— Start of DATASET —
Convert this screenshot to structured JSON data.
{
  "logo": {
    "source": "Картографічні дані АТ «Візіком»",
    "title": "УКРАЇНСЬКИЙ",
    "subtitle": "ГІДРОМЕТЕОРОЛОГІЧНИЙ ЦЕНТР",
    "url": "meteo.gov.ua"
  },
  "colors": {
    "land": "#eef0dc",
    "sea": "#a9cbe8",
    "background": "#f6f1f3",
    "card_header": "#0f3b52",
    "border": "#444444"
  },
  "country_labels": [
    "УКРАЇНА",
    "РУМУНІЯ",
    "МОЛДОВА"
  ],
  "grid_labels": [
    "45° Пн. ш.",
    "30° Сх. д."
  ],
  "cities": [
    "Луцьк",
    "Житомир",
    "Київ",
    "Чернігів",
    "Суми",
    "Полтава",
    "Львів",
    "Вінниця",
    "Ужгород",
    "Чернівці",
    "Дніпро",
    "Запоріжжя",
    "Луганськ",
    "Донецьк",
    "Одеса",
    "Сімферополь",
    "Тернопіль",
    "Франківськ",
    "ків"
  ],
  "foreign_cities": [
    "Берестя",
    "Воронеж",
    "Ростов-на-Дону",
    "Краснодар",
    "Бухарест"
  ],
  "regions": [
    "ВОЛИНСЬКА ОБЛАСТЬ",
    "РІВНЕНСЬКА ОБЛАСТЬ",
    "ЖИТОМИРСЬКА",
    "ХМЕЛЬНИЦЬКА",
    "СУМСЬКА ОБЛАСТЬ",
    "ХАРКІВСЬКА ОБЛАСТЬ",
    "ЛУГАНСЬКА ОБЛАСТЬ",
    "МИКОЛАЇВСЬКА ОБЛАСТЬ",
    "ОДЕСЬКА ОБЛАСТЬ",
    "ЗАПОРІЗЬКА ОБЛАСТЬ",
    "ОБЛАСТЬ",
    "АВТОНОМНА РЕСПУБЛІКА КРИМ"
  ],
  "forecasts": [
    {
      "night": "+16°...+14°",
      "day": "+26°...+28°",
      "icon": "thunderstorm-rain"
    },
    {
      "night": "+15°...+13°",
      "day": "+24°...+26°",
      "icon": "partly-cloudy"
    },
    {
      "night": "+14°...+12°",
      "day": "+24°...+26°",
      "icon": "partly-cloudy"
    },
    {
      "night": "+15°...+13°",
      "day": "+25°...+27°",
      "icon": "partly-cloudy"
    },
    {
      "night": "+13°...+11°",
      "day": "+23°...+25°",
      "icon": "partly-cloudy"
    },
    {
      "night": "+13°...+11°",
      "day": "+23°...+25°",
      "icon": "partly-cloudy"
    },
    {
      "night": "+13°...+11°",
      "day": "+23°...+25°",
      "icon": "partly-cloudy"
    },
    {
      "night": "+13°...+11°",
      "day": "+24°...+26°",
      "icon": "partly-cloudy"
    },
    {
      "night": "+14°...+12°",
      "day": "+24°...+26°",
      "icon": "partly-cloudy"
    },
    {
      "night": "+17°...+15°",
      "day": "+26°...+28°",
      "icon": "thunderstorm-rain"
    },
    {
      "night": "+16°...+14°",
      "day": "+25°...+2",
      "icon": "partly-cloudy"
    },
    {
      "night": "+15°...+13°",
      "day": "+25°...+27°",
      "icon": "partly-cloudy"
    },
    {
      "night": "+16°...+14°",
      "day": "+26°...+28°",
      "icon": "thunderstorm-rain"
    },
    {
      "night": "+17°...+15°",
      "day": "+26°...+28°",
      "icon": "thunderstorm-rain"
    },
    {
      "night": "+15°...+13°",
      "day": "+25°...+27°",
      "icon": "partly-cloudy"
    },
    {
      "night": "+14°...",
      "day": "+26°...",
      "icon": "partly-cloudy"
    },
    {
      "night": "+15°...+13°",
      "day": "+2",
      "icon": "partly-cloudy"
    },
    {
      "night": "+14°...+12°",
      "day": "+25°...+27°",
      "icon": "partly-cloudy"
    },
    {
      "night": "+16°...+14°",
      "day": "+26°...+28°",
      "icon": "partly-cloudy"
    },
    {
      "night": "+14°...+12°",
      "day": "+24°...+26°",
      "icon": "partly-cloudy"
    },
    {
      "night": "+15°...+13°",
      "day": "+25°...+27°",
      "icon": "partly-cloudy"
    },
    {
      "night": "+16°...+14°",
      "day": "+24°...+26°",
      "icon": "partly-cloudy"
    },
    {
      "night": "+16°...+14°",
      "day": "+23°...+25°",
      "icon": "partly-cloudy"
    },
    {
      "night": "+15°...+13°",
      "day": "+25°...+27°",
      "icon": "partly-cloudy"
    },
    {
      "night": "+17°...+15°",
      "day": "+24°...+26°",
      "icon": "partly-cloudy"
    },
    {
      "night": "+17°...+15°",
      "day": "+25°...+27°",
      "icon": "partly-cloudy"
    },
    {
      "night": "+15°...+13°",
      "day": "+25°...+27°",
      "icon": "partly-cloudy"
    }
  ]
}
— End of DATASET —
## GIVEN PROBLEM
Reproduce the data in full, exactly as presented.

## RESULT OF THIS EXERCISE
Convert this screenshot to structured JSON data.
{
  "logo": {
    "source": "Картографічні дані АТ «Візіком»",
    "title": "УКРАЇНСЬКИЙ",
    "subtitle": "ГІДРОМЕТЕОРОЛОГІЧНИЙ ЦЕНТР",
    "url": "meteo.gov.ua"
  },
  "colors": {
    "land": "#eef0dc",
    "sea": "#a9cbe8",
    "background": "#f6f1f3",
    "card_header": "#0f3b52",
    "border": "#444444"
  },
  "country_labels": [
    "УКРАЇНА",
    "РУМУНІЯ",
    "МОЛДОВА"
  ],
  "grid_labels": [
    "45° Пн. ш.",
    "30° Сх. д."
  ],
  "cities": [
    "Луцьк",
    "Житомир",
    "Київ",
    "Чернігів",
    "Суми",
    "Полтава",
    "Львів",
    "Вінниця",
    "Ужгород",
    "Чернівці",
    "Дніпро",
    "Запоріжжя",
    "Луганськ",
    "Донецьк",
    "Одеса",
    "Сімферополь",
    "Тернопіль",
    "Франківськ",
    "ків"
  ],
  "foreign_cities": [
    "Берестя",
    "Воронеж",
    "Ростов-на-Дону",
    "Краснодар",
    "Бухарест"
  ],
  "regions": [
    "ВОЛИНСЬКА ОБЛАСТЬ",
    "РІВНЕНСЬКА ОБЛАСТЬ",
    "ЖИТОМИРСЬКА",
    "ХМЕЛЬНИЦЬКА",
    "СУМСЬКА ОБЛАСТЬ",
    "ХАРКІВСЬКА ОБЛАСТЬ",
    "ЛУГАНСЬКА ОБЛАСТЬ",
    "МИКОЛАЇВСЬКА ОБЛАСТЬ",
    "ОДЕСЬКА ОБЛАСТЬ",
    "ЗАПОРІЗЬКА ОБЛАСТЬ",
    "ОБЛАСТЬ",
    "АВТОНОМНА РЕСПУБЛІКА КРИМ"
  ],
  "forecasts": [
    {
      "night": "+16°...+14°",
      "day": "+26°...+28°",
      "icon": "thunderstorm-rain"
    },
    {
      "night": "+15°...+13°",
      "day": "+24°...+26°",
      "icon": "partly-cloudy"
    },
    {
      "night": "+14°...+12°",
      "day": "+24°...+26°",
      "icon": "partly-cloudy"
    },
    {
      "night": "+15°...+13°",
      "day": "+25°...+27°",
      "icon": "partly-cloudy"
    },
    {
      "night": "+13°...+11°",
      "day": "+23°...+25°",
      "icon": "partly-cloudy"
    },
    {
      "night": "+13°...+11°",
      "day": "+23°...+25°",
      "icon": "partly-cloudy"
    },
    {
      "night": "+13°...+11°",
      "day": "+23°...+25°",
      "icon": "partly-cloudy"
    },
    {
      "night": "+13°...+11°",
      "day": "+24°...+26°",
      "icon": "partly-cloudy"
    },
    {
      "night": "+14°...+12°",
      "day": "+24°...+26°",
      "icon": "partly-cloudy"
    },
    {
      "night": "+17°...+15°",
      "day": "+26°...+28°",
      "icon": "thunderstorm-rain"
    },
    {
      "night": "+16°...+14°",
      "day": "+25°...+2",
      "icon": "partly-cloudy"
    },
    {
      "night": "+15°...+13°",
      "day": "+25°...+27°",
      "icon": "partly-cloudy"
    },
    {
      "night": "+16°...+14°",
      "day": "+26°...+28°",
      "icon": "thunderstorm-rain"
    },
    {
      "night": "+17°...+15°",
      "day": "+26°...+28°",
      "icon": "thunderstorm-rain"
    },
    {
      "night": "+15°...+13°",
      "day": "+25°...+27°",
      "icon": "partly-cloudy"
    },
    {
      "night": "+14°...",
      "day": "+26°...",
      "icon": "partly-cloudy"
    },
    {
      "night": "+15°...+13°",
      "day": "+2",
      "icon": "partly-cloudy"
    },
    {
      "night": "+14°...+12°",
      "day": "+25°...+27°",
      "icon": "partly-cloudy"
    },
    {
      "night": "+16°...+14°",
      "day": "+26°...+28°",
      "icon": "partly-cloudy"
    },
    {
      "night": "+14°...+12°",
      "day": "+24°...+26°",
      "icon": "partly-cloudy"
    },
    {
      "night": "+15°...+13°",
      "day": "+25°...+27°",
      "icon": "partly-cloudy"
    },
    {
      "night": "+16°...+14°",
      "day": "+24°...+26°",
      "icon": "partly-cloudy"
    },
    {
      "night": "+16°...+14°",
      "day": "+23°...+25°",
      "icon": "partly-cloudy"
    },
    {
      "night": "+15°...+13°",
      "day": "+25°...+27°",
      "icon": "partly-cloudy"
    },
    {
      "night": "+17°...+15°",
      "day": "+24°...+26°",
      "icon": "partly-cloudy"
    },
    {
      "night": "+17°...+15°",
      "day": "+25°...+27°",
      "icon": "partly-cloudy"
    },
    {
      "night": "+15°...+13°",
      "day": "+25°...+27°",
      "icon": "partly-cloudy"
    }
  ]
}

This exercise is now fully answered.